Extract every line that includes the string "name".
[Begin Items]
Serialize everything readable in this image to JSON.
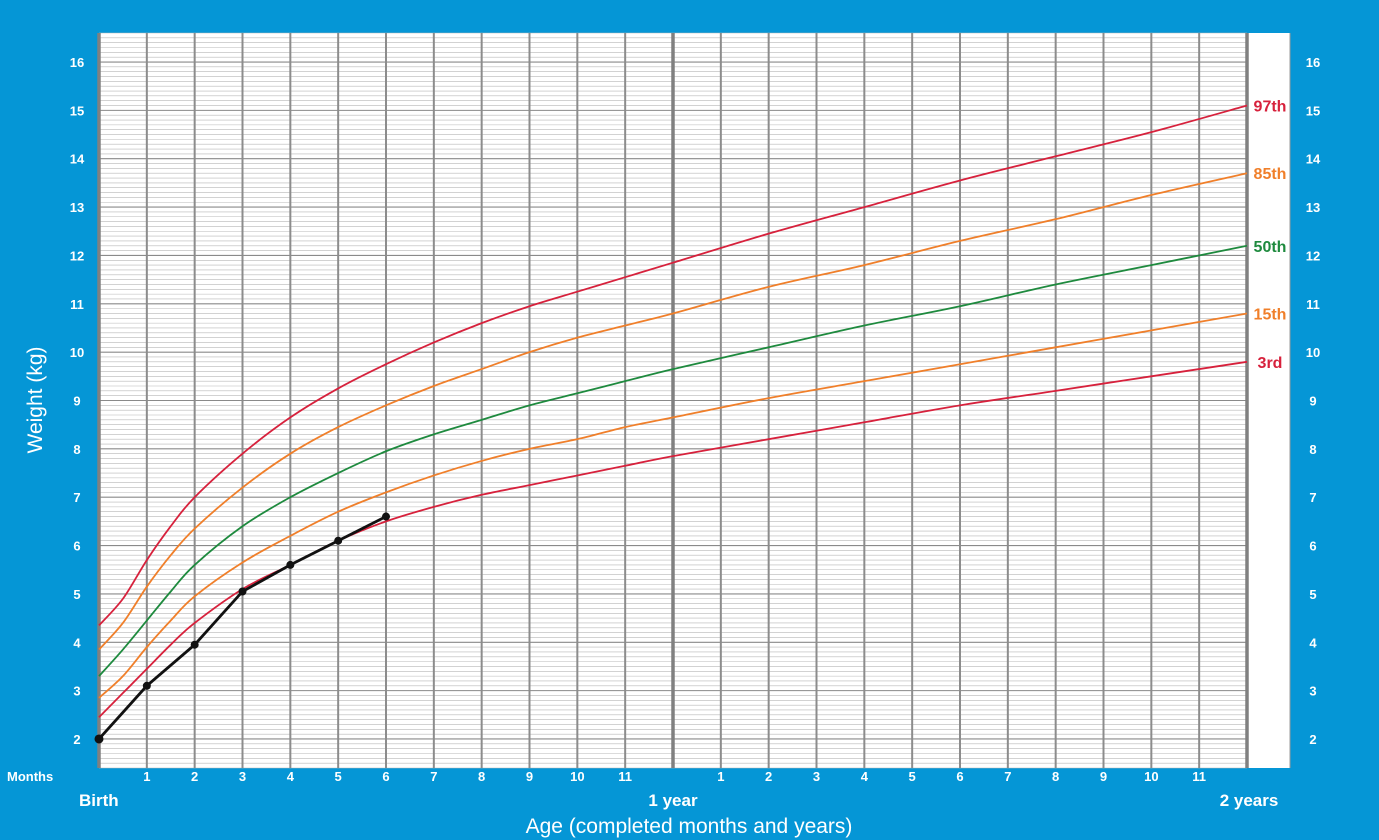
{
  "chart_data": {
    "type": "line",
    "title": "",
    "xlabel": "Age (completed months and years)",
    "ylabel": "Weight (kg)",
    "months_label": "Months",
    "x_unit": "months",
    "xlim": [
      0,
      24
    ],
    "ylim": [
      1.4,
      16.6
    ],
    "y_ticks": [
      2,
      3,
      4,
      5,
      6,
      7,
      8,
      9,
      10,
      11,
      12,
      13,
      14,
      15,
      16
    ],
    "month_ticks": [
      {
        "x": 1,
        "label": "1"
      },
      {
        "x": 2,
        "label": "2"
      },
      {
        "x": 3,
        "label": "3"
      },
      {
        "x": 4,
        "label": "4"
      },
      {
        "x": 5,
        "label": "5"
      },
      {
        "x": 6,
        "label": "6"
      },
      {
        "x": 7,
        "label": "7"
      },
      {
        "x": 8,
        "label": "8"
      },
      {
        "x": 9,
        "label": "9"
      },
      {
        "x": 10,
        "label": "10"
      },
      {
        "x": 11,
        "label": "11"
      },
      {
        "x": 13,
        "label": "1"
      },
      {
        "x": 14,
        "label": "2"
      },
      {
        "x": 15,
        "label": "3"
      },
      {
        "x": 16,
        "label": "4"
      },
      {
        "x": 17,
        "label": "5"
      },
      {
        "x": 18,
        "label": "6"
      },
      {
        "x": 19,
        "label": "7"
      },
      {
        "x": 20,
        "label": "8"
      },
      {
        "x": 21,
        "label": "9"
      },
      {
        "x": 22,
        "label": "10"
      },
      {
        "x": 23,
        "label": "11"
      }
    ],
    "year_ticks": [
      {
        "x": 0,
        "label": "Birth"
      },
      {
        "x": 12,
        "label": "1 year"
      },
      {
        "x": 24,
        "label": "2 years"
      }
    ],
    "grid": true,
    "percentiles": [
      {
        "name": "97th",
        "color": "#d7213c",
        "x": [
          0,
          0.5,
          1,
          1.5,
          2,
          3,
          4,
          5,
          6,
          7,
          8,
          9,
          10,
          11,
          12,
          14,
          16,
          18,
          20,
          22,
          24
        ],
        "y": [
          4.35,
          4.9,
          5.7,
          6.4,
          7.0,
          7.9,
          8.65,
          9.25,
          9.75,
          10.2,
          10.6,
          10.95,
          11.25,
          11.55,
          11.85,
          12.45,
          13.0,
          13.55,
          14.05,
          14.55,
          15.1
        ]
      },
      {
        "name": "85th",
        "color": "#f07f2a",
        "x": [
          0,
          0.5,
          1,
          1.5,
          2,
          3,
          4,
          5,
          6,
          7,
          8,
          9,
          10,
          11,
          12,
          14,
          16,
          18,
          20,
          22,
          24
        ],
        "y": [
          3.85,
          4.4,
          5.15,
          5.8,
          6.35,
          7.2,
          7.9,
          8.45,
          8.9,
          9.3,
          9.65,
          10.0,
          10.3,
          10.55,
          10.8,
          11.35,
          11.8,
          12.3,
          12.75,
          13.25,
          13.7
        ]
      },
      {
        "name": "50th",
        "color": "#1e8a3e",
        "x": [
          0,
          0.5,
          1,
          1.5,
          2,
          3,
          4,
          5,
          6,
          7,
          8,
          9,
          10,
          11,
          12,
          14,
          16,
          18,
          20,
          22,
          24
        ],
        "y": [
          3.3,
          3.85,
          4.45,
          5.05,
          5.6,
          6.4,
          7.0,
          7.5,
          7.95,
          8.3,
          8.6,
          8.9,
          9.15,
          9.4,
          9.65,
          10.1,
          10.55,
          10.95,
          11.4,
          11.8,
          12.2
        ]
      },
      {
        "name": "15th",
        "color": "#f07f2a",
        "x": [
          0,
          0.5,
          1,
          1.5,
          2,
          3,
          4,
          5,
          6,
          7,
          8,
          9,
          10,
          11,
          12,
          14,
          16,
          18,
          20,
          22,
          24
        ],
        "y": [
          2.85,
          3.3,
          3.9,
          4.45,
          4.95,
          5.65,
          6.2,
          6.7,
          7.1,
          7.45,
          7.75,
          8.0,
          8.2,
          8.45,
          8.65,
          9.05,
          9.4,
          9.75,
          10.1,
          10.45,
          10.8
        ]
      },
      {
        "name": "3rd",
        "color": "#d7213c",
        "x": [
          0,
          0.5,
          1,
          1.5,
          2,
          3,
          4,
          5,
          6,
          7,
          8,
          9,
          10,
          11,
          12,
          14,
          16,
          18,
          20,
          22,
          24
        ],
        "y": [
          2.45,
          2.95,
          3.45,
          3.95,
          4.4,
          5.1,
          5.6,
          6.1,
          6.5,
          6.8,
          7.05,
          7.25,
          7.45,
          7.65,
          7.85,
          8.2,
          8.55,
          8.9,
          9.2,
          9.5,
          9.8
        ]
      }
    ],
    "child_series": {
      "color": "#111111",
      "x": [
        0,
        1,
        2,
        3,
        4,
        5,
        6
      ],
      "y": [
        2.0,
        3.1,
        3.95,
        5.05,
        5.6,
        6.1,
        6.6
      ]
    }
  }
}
[End Items]
> **Written solution**:
        "name": "97th",
        "name": "85th",
        "name": "50th",
        "name": "15th",
        "name": "3rd",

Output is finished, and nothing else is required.